_What needs to be done:_
Determine how many lines of the records include "Praeludien", and answer with the number alone.

== Excerpted records

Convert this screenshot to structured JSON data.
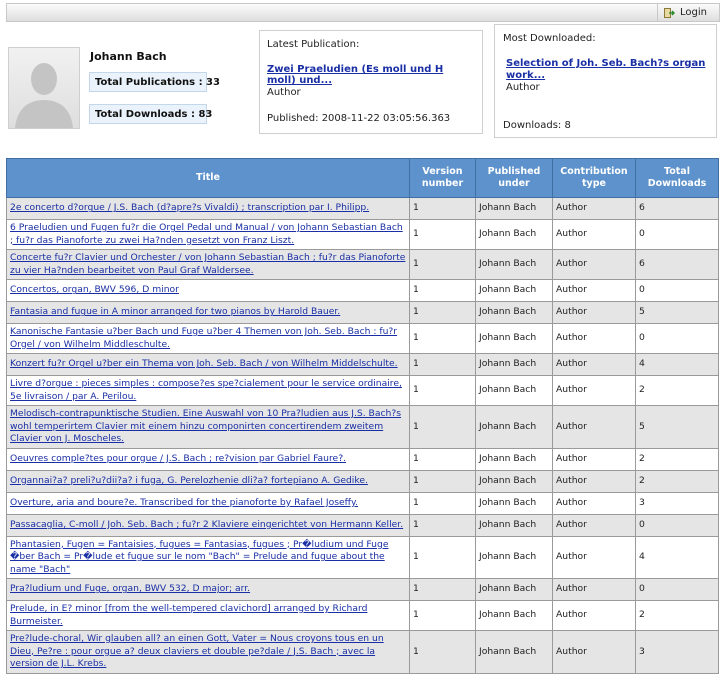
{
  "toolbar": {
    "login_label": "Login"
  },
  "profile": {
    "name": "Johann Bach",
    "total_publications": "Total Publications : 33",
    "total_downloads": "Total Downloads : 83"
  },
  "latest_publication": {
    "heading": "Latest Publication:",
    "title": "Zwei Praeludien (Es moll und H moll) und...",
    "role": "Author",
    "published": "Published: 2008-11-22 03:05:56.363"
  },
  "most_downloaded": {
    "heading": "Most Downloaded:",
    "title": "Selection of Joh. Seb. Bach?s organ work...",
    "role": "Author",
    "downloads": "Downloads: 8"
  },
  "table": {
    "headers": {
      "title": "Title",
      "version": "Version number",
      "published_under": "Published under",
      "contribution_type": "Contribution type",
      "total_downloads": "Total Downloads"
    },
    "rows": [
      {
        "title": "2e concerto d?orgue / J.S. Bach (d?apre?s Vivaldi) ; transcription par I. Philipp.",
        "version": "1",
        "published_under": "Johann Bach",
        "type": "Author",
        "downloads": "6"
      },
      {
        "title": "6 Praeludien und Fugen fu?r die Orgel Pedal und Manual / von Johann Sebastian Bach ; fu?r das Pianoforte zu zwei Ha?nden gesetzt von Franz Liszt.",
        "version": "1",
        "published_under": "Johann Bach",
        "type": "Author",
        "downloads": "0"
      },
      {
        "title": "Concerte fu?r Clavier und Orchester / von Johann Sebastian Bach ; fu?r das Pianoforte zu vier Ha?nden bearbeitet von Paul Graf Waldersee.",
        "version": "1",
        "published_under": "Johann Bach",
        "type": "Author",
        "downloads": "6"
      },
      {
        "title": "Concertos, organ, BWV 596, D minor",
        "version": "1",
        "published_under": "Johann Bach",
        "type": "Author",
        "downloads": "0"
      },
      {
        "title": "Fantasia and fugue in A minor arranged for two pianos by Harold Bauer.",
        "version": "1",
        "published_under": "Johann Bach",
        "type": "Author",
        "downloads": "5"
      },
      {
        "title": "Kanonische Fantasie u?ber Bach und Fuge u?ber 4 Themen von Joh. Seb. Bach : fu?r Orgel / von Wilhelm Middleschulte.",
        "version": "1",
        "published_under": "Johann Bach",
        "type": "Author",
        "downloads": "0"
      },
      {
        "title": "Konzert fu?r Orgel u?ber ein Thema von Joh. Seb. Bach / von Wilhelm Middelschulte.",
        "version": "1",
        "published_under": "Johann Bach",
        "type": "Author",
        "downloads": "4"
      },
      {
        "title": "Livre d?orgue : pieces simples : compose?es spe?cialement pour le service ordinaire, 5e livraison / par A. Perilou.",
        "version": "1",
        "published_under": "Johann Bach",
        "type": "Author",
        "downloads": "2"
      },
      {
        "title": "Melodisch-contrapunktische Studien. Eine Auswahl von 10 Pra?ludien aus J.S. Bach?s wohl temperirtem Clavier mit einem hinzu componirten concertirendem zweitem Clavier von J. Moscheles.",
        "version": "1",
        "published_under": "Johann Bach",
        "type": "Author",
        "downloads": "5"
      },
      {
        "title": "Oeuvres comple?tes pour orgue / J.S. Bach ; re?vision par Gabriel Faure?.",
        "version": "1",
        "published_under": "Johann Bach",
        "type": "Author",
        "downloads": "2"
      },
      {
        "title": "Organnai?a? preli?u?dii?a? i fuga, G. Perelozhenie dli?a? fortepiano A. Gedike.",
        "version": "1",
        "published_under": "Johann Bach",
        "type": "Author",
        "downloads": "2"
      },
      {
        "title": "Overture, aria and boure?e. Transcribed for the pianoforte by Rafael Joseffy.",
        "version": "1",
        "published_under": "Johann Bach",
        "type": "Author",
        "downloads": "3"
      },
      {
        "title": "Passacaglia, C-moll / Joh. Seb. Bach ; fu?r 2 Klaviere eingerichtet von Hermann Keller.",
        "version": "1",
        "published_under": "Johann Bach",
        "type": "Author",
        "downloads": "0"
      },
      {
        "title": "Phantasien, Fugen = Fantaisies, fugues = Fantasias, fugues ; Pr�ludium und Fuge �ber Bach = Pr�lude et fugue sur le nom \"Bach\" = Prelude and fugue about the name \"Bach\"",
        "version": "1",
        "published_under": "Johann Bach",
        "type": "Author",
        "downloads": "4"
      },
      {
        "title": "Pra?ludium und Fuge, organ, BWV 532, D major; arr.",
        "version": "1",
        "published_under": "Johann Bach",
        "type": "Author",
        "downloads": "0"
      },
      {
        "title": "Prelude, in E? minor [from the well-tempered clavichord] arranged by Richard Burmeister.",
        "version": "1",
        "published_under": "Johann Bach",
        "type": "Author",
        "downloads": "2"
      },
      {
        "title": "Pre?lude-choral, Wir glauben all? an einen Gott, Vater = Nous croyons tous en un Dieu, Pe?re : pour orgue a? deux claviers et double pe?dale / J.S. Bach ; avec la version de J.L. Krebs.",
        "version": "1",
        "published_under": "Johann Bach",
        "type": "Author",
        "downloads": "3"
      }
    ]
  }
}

====
== Excerpted records

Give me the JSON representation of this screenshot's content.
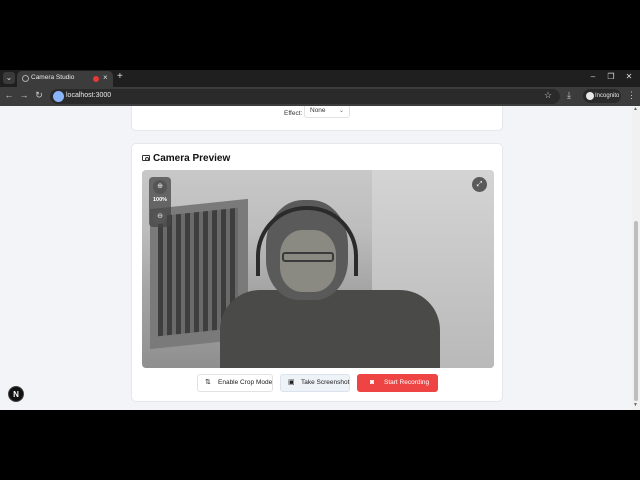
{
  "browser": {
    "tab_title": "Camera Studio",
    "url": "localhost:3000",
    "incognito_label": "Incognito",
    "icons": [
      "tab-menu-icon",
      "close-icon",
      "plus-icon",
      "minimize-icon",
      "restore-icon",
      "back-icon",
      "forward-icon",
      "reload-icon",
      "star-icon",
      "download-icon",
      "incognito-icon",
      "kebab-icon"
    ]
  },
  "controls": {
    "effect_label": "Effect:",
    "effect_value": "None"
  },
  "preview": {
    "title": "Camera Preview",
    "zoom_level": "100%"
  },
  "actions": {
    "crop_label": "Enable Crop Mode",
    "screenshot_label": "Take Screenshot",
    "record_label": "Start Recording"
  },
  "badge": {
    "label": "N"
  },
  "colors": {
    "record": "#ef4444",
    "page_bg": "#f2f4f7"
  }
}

====
== Excerpted records

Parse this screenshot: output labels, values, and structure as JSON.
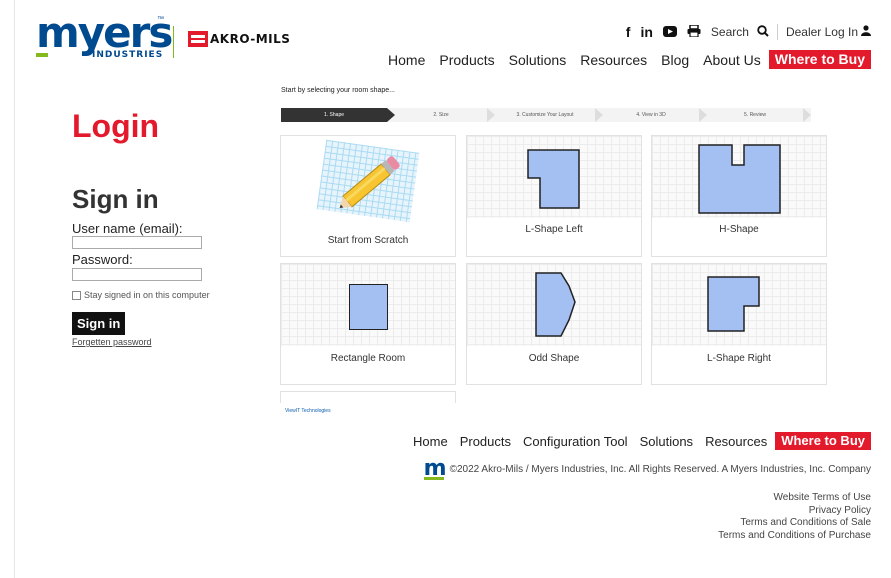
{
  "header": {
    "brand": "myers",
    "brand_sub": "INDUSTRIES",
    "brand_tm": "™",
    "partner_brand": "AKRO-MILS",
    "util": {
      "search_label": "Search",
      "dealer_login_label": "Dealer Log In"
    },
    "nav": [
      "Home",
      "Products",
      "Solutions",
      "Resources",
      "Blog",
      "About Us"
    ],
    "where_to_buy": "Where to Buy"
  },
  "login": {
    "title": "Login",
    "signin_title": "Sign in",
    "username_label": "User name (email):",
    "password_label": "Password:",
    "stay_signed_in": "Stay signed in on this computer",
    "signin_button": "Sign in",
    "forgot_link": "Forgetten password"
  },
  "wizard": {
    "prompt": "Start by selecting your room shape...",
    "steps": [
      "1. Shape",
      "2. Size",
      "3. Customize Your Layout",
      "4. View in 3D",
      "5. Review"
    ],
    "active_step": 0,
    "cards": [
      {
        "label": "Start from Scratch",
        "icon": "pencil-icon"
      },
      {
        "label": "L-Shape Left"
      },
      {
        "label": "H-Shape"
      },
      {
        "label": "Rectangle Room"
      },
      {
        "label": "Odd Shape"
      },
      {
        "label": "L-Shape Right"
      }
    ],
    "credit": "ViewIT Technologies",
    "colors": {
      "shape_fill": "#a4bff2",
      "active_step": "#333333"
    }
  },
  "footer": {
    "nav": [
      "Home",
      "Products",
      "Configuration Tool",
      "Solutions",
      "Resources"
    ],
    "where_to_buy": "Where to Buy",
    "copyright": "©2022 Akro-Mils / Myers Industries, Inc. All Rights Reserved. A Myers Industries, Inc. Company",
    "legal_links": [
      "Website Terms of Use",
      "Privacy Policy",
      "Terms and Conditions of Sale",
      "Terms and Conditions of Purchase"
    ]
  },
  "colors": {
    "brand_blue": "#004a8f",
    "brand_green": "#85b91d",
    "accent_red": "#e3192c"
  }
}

====

_In response:_
2